======== Supplied data ========
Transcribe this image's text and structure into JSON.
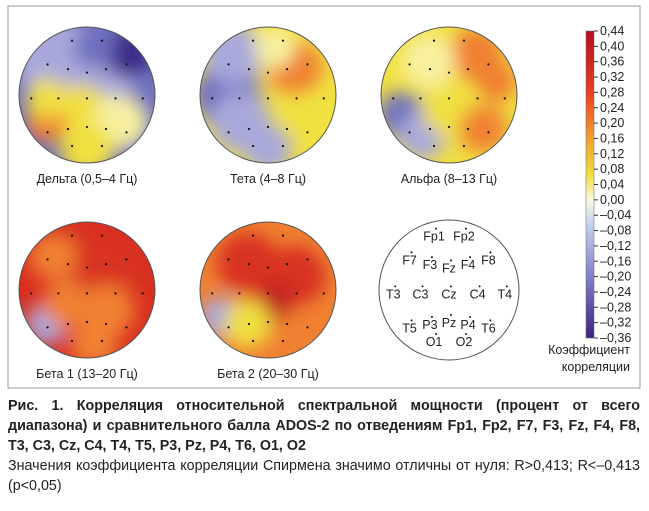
{
  "figure": {
    "maps": [
      {
        "label": "Дельта (0,5–4 Гц)"
      },
      {
        "label": "Тета (4–8 Гц)"
      },
      {
        "label": "Альфа (8–13 Гц)"
      },
      {
        "label": "Бета 1 (13–20 Гц)"
      },
      {
        "label": "Бета 2 (20–30 Гц)"
      }
    ],
    "electrodes": [
      "Fp1",
      "Fp2",
      "F7",
      "F3",
      "Fz",
      "F4",
      "F8",
      "T3",
      "C3",
      "Cz",
      "C4",
      "T4",
      "T5",
      "P3",
      "Pz",
      "P4",
      "T6",
      "O1",
      "O2"
    ],
    "colorbar": {
      "ticks": [
        "0,44",
        "0,40",
        "0,36",
        "0,32",
        "0,28",
        "0,24",
        "0,20",
        "0,16",
        "0,12",
        "0,08",
        "0,04",
        "0,00",
        "–0,04",
        "–0,08",
        "–0,12",
        "–0,16",
        "–0,20",
        "–0,24",
        "–0,28",
        "–0,32",
        "–0,36"
      ],
      "title_line1": "Коэффициент",
      "title_line2": "корреляции"
    }
  },
  "caption": {
    "title": "Рис. 1. Корреляция относительной спектральной мощности (процент от всего диапазона) и сравнительного балла ADOS-2 по отведениям Fp1, Fp2, F7, F3, Fz, F4, F8, T3, C3, Cz, C4, T4, T5, P3, Pz, P4, T6, O1, O2",
    "note": "Значения коэффициента корреляции Спирмена значимо отличны от нуля: R>0,413; R<–0,413 (p<0,05)"
  }
}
========
Verbatim reproduction of every record is required; images are left out.

Transcribe this image's text and structure into JSON.
{
  "figure": {
    "maps": [
      {
        "label": "Дельта (0,5–4 Гц)"
      },
      {
        "label": "Тета (4–8 Гц)"
      },
      {
        "label": "Альфа (8–13 Гц)"
      },
      {
        "label": "Бета 1 (13–20 Гц)"
      },
      {
        "label": "Бета 2 (20–30 Гц)"
      }
    ],
    "electrodes": [
      "Fp1",
      "Fp2",
      "F7",
      "F3",
      "Fz",
      "F4",
      "F8",
      "T3",
      "C3",
      "Cz",
      "C4",
      "T4",
      "T5",
      "P3",
      "Pz",
      "P4",
      "T6",
      "O1",
      "O2"
    ],
    "colorbar": {
      "ticks": [
        "0,44",
        "0,40",
        "0,36",
        "0,32",
        "0,28",
        "0,24",
        "0,20",
        "0,16",
        "0,12",
        "0,08",
        "0,04",
        "0,00",
        "–0,04",
        "–0,08",
        "–0,12",
        "–0,16",
        "–0,20",
        "–0,24",
        "–0,28",
        "–0,32",
        "–0,36"
      ],
      "title_line1": "Коэффициент",
      "title_line2": "корреляции"
    }
  },
  "caption": {
    "title": "Рис. 1. Корреляция относительной спектральной мощности (процент от всего диапазона) и сравнительного балла ADOS-2 по отведениям Fp1, Fp2, F7, F3, Fz, F4, F8, T3, C3, Cz, C4, T4, T5, P3, Pz, P4, T6, O1, O2",
    "note": "Значения коэффициента корреляции Спирмена значимо отличны от нуля: R>0,413; R<–0,413 (p<0,05)"
  }
}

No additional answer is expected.